What you have to do:
Pick out all lines in the listing holding the string "person" and copy them.

==*==

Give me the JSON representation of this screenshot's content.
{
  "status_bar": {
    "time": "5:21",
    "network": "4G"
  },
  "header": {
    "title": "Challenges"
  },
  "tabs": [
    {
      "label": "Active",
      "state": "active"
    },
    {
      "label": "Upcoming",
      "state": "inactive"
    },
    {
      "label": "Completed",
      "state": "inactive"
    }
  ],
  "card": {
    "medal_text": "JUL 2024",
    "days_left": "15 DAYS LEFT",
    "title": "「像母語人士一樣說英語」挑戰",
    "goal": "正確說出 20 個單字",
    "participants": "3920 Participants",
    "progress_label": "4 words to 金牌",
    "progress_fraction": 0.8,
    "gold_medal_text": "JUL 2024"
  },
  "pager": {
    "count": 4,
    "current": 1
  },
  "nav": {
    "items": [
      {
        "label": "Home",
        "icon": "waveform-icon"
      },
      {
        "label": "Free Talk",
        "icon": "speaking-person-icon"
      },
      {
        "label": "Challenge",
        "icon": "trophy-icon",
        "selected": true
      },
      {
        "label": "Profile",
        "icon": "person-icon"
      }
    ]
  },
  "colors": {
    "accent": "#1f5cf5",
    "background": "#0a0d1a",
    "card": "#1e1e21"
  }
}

==*==

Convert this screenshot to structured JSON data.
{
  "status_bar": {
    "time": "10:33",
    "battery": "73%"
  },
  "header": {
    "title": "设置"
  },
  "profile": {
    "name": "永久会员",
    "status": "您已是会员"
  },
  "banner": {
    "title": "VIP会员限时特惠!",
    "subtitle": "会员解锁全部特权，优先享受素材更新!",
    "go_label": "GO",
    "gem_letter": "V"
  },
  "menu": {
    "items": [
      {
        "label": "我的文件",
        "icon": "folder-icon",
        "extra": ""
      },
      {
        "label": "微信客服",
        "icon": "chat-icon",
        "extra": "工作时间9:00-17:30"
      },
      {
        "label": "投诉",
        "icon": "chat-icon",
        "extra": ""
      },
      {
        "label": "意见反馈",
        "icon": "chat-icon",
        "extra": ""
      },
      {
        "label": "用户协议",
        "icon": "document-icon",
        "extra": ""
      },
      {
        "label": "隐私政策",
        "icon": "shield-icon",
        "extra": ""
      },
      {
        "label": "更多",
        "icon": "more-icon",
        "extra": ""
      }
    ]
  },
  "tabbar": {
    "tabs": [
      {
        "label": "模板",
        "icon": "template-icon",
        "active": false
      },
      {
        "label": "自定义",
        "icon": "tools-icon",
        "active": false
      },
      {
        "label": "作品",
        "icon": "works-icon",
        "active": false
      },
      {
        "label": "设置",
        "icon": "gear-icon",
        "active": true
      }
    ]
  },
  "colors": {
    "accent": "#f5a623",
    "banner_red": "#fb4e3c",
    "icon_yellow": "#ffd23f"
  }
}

==*==

Result for this task:
        "icon": "speaking-person-icon"
        "icon": "person-icon"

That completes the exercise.